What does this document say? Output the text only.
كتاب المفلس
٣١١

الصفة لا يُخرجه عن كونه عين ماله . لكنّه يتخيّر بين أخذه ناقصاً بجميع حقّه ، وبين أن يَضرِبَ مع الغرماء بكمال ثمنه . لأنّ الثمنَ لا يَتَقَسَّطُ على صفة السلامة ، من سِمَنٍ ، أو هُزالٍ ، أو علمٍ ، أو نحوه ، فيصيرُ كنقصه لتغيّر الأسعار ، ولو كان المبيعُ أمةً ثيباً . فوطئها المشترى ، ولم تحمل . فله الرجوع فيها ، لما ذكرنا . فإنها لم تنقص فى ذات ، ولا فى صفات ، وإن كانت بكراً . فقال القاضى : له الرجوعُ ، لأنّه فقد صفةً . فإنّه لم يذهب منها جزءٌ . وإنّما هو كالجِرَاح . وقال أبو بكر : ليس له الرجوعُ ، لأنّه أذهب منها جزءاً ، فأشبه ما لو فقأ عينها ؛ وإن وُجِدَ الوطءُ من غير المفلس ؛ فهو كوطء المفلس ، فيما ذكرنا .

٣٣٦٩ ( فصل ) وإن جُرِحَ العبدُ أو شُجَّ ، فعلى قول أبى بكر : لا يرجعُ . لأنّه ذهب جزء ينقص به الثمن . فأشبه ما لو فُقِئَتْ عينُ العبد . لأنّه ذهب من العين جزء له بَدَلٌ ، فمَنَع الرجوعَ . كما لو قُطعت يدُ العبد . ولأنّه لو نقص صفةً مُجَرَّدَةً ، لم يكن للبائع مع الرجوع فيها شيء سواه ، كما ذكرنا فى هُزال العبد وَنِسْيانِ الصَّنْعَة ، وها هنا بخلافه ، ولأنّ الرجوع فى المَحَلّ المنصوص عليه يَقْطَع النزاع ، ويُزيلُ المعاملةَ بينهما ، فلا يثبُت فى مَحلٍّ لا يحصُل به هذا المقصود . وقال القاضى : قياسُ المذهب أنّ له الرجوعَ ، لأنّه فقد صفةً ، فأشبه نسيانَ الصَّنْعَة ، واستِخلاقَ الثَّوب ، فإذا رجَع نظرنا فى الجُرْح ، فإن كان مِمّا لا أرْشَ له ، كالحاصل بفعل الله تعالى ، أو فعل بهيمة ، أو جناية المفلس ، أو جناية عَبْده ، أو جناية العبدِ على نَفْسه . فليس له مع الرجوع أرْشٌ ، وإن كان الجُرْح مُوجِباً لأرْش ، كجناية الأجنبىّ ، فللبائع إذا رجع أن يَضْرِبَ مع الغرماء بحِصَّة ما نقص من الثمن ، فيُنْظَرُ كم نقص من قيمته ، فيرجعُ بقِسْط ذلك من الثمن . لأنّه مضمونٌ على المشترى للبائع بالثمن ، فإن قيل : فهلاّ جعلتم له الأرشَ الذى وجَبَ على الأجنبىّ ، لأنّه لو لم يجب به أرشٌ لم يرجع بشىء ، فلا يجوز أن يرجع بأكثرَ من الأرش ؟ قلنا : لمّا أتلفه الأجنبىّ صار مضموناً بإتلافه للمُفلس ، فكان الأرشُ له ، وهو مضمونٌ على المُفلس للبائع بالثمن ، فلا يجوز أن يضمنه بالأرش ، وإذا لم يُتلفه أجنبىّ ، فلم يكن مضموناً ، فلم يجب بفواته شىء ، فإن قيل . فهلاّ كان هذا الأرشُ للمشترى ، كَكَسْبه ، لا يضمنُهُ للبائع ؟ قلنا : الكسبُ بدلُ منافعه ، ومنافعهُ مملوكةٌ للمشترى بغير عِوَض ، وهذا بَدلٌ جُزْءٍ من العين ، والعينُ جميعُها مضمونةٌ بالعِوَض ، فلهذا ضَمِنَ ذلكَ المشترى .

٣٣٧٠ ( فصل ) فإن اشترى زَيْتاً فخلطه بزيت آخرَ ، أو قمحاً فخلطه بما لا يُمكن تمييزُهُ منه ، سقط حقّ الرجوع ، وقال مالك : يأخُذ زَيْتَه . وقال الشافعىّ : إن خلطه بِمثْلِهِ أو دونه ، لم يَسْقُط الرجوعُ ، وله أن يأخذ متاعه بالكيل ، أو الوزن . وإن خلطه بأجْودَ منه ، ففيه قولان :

**Written exercise**
Repeat the records exactly, including every line.

**Solution below**
What does this document say? Output the text only.
كتاب المفلس
٣١١

الصفة لا يُخرجه عن كونه عين ماله . لكنّه يتخيّر بين أخذه ناقصاً بجميع حقّه ، وبين أن يَضرِبَ مع الغرماء بكمال ثمنه . لأنّ الثمنَ لا يَتَقَسَّطُ على صفة السلامة ، من سِمَنٍ ، أو هُزالٍ ، أو علمٍ ، أو نحوه ، فيصيرُ كنقصه لتغيّر الأسعار ، ولو كان المبيعُ أمةً ثيباً . فوطئها المشترى ، ولم تحمل . فله الرجوع فيها ، لما ذكرنا . فإنها لم تنقص فى ذات ، ولا فى صفات ، وإن كانت بكراً . فقال القاضى : له الرجوعُ ، لأنّه فقد صفةً . فإنّه لم يذهب منها جزءٌ . وإنّما هو كالجِرَاح . وقال أبو بكر : ليس له الرجوعُ ، لأنّه أذهب منها جزءاً ، فأشبه ما لو فقأ عينها ؛ وإن وُجِدَ الوطءُ من غير المفلس ؛ فهو كوطء المفلس ، فيما ذكرنا .

٣٣٦٩ ( فصل ) وإن جُرِحَ العبدُ أو شُجَّ ، فعلى قول أبى بكر : لا يرجعُ . لأنّه ذهب جزء ينقص به الثمن . فأشبه ما لو فُقِئَتْ عينُ العبد . لأنّه ذهب من العين جزء له بَدَلٌ ، فمَنَع الرجوعَ . كما لو قُطعت يدُ العبد . ولأنّه لو نقص صفةً مُجَرَّدَةً ، لم يكن للبائع مع الرجوع فيها شيء سواه ، كما ذكرنا فى هُزال العبد وَنِسْيانِ الصَّنْعَة ، وها هنا بخلافه ، ولأنّ الرجوع فى المَحَلّ المنصوص عليه يَقْطَع النزاع ، ويُزيلُ المعاملةَ بينهما ، فلا يثبُت فى مَحلٍّ لا يحصُل به هذا المقصود . وقال القاضى : قياسُ المذهب أنّ له الرجوعَ ، لأنّه فقد صفةً ، فأشبه نسيانَ الصَّنْعَة ، واستِخلاقَ الثَّوب ، فإذا رجَع نظرنا فى الجُرْح ، فإن كان مِمّا لا أرْشَ له ، كالحاصل بفعل الله تعالى ، أو فعل بهيمة ، أو جناية المفلس ، أو جناية عَبْده ، أو جناية العبدِ على نَفْسه . فليس له مع الرجوع أرْشٌ ، وإن كان الجُرْح مُوجِباً لأرْش ، كجناية الأجنبىّ ، فللبائع إذا رجع أن يَضْرِبَ مع الغرماء بحِصَّة ما نقص من الثمن ، فيُنْظَرُ كم نقص من قيمته ، فيرجعُ بقِسْط ذلك من الثمن . لأنّه مضمونٌ على المشترى للبائع بالثمن ، فإن قيل : فهلاّ جعلتم له الأرشَ الذى وجَبَ على الأجنبىّ ، لأنّه لو لم يجب به أرشٌ لم يرجع بشىء ، فلا يجوز أن يرجع بأكثرَ من الأرش ؟ قلنا : لمّا أتلفه الأجنبىّ صار مضموناً بإتلافه للمُفلس ، فكان الأرشُ له ، وهو مضمونٌ على المُفلس للبائع بالثمن ، فلا يجوز أن يضمنه بالأرش ، وإذا لم يُتلفه أجنبىّ ، فلم يكن مضموناً ، فلم يجب بفواته شىء ، فإن قيل . فهلاّ كان هذا الأرشُ للمشترى ، كَكَسْبه ، لا يضمنُهُ للبائع ؟ قلنا : الكسبُ بدلُ منافعه ، ومنافعهُ مملوكةٌ للمشترى بغير عِوَض ، وهذا بَدلٌ جُزْءٍ من العين ، والعينُ جميعُها مضمونةٌ بالعِوَض ، فلهذا ضَمِنَ ذلكَ المشترى .

٣٣٧٠ ( فصل ) فإن اشترى زَيْتاً فخلطه بزيت آخرَ ، أو قمحاً فخلطه بما لا يُمكن تمييزُهُ منه ، سقط حقّ الرجوع ، وقال مالك : يأخُذ زَيْتَه . وقال الشافعىّ : إن خلطه بِمثْلِهِ أو دونه ، لم يَسْقُط الرجوعُ ، وله أن يأخذ متاعه بالكيل ، أو الوزن . وإن خلطه بأجْودَ منه ، ففيه قولان :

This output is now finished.